Juni 2012

30. Juni 2012

Werte Lesende!

In diesem Monat standen Großbritannien und die USA offenbar ganz besonders im Mittelpunkt meiner Aufmerksamkeit – aber lest selbst!

 

Bill Bryson: I’m a Stranger Here Myself (auch: Notes from a Big Country). 1999.
Wayne Grady / Merilyn Simonds: Breakfast at the Exit Cafe. 2010.

Diese beiden Bücher habe ich quasi parallel gelesen, und das ist wirklich spannend gewesen.

Zu den Büchern: Der US-Amerikaner Bryson beschreibt in seinen (gesammelten) Kolumnen, wie er nach zwanzig Jahren England mit seiner englischen Familie in die USA zurückkehrt und was ihm da jetzt so auffällt. Er lebt in einem idyllischen Örtchen in Maine, kommt aber natürlich reichlich rum. Das ist voll des trockenen und/oder slapstickhaften Humors Brysonscher Prägung, aber auch oft nachdenkenswert.
Kontrast/Ergänzung bilden das kanadische Paar Grady und Simonds mit ihrer US-Reise und ihren Beobachtungen, wie sie sich im großen Nachbar fühlen. Ihnen fällt vieles von dem auf, was auch Bryson anmerkt, selbst wenn sie grundsätzlich etwas philosophischer und weniger auf die Pointe hin an die Sache herangehen. (Es gibt noch keine deutschsprachige Übersetzung.)

Und noch reizvoller dazu ist ein weiteres Buch, das ich aber gerade erst angelesen habe (ich kenne es jedoch von GANZ früher): Der Stern von Kalifornien (1976) von Hans-Otto Meißner, ein Deutscher, der in seinem Buch eine einzige Hymne auf die USA und Kalifornien singt … aber die Zeit, die Zeit.

Ich gucke ja auch gern auf Karten oder in Reiseführern, wo die Leut unterwegs sind, und das Internet bietet heutzutage noch ganz andere Möglichkeiten. So habe ich die Hotels angesehen, in denen Grady/Simonds nächtigen (sofern sie den Namen nennen), und es gibt Fotos von Straßen und Bauwerken und Gegend. Sehr anrührend auch, daß sie in Seattle in demselben Buchladen stehen wie ich 1996 und dasselbe sehen. Und im Covered Market war ich auch, ich hab auch den eingegrabenen VW-Käfer gesehen. Aber Europäer sehen in den USA eigentlich andere Dinge, auch andere als “Exil”-US-Bürger oder Kanadier.

Deutschsprachige Ausgabe:
Bill Bryson: Streiflichter aus Amerika. Übersetzt von Sigrid Ruschmeier. Goldmann, 2000.

 

Mary Stewart: The Stormy Petrel. 1991.

++++++++++++++++++++

AUFGABENTEILE.
1. Nenne alle Personen, die im Beitrag als Verfasser oder Verfasserin eines Buches aufgeführt sind.
2. Erkläre in ein bis drei Sätzen, weshalb Grady und Simonds laut Beitrag einen Kontrast bzw. eine Ergänzung zu Bryson bilden.
3. Beantworte anhand des Beitrags:
(a) Wie viele Jahre hat Bryson in England gelebt?
(b) In welchem Jahr stand die schreibende Person in dem Buchladen in Seattle?
(c) In welchem Verlag und in welchem Jahr erschien die deutschsprachige Ausgabe von Brysons Buch?
Die Auflistung ist zur Bearbeitung nicht erforderlich.

AUFLISTUNG.
++++++++++++++++++++

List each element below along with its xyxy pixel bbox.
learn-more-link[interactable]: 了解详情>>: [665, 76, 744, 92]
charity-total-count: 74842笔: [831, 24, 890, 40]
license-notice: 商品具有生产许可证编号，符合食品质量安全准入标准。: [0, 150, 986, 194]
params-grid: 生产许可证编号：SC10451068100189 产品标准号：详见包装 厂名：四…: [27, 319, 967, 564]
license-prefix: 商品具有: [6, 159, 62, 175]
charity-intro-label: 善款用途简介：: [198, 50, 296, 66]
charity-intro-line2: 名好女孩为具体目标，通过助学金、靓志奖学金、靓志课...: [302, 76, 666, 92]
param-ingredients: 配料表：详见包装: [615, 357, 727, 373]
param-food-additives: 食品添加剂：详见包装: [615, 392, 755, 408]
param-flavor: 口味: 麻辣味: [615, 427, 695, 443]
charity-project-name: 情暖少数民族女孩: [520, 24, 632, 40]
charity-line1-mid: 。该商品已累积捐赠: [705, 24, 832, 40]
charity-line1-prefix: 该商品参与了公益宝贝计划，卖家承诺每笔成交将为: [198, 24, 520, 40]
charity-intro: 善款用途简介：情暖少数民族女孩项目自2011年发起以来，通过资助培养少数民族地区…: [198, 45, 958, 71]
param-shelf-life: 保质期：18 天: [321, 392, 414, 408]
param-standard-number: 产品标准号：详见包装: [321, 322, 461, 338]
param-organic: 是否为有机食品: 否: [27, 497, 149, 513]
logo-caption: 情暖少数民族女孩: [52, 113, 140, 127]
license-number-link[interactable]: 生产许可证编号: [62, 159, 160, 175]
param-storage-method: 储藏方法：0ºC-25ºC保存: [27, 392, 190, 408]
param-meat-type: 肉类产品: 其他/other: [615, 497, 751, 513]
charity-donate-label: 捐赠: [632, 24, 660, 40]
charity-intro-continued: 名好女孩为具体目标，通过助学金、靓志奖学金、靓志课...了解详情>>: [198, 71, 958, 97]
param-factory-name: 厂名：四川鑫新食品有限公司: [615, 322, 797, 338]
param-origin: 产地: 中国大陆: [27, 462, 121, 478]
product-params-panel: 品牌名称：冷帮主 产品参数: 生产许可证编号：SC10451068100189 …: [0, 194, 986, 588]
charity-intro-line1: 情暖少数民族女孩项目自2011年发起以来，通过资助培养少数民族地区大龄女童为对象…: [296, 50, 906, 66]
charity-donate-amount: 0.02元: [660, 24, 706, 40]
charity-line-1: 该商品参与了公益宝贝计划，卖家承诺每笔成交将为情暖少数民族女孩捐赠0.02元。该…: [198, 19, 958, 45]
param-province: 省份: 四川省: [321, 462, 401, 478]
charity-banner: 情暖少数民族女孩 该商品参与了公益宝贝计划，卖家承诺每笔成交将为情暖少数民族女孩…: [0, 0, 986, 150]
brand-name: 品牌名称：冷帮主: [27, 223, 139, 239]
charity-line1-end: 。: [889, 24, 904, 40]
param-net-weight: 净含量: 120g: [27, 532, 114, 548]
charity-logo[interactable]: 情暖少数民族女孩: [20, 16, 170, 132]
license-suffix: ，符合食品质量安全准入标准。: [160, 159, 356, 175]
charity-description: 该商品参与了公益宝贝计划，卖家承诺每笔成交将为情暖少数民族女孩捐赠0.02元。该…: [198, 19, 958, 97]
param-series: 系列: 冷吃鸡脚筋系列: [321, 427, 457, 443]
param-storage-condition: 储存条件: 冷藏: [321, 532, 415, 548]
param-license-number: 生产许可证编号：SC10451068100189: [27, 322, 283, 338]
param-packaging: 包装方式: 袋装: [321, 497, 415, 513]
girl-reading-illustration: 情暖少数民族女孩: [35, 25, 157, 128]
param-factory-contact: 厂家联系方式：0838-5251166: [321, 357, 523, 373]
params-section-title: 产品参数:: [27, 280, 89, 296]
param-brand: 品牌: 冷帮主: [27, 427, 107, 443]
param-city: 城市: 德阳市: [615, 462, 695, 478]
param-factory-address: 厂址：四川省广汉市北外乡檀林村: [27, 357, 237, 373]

++++++++++++++++++++

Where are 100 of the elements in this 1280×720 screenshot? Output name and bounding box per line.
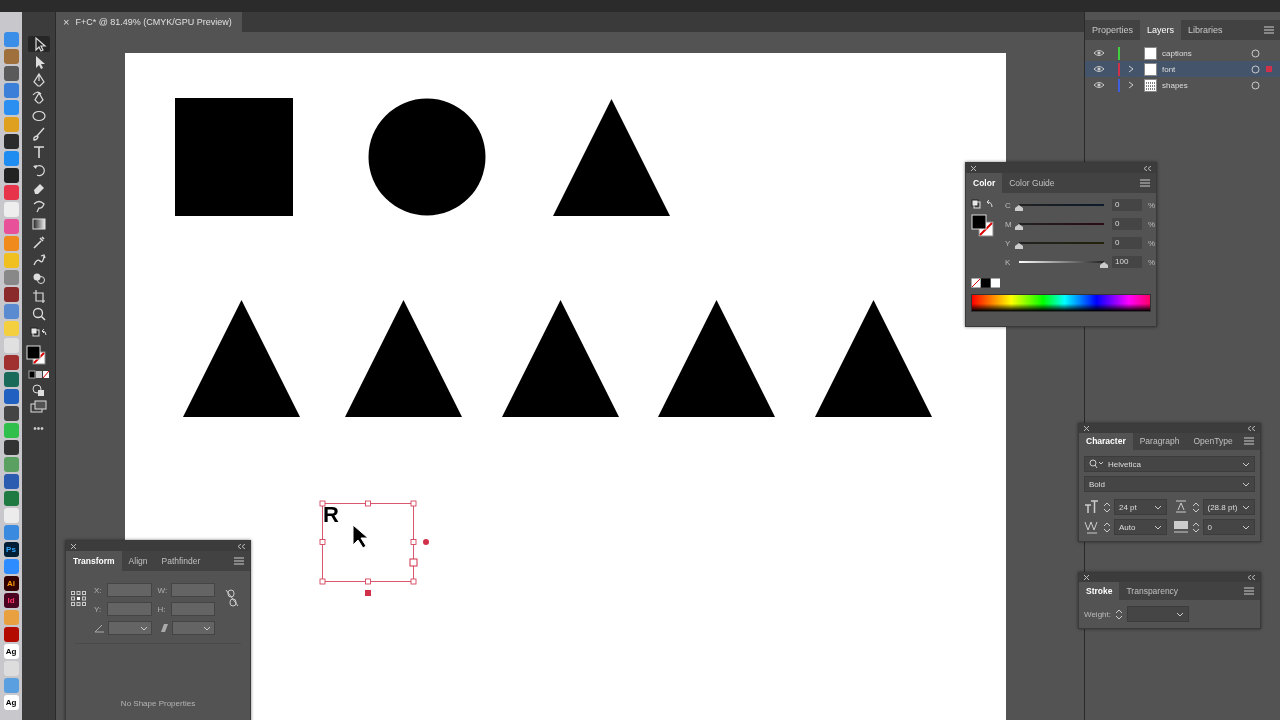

++++++++++++++++++++

SCHRIFTLICHE ANTWORTEN.
1. Bill Bryson, Wayne Grady, Merilyn Simonds, Hans-Otto Meißner, Mary Stewart

2. Bryson ist ein US-Amerikaner, der nach zwanzig Jahren in England in die USA zurückkehrt. Grady und Simonds sind dagegen ein kanadisches Paar, das durch die USA reist und beobachtet, wie es sich im großen Nachbarland fühlt. Ihnen fällt vieles auf, was auch Bryson anmerkt, sie gehen aber philosophischer und weniger auf die Pointe hin an die Sache heran.

3.
(a) Zwanzig Jahre.
(b) 1996.
(c) Bei Goldmann, im Jahr 2000.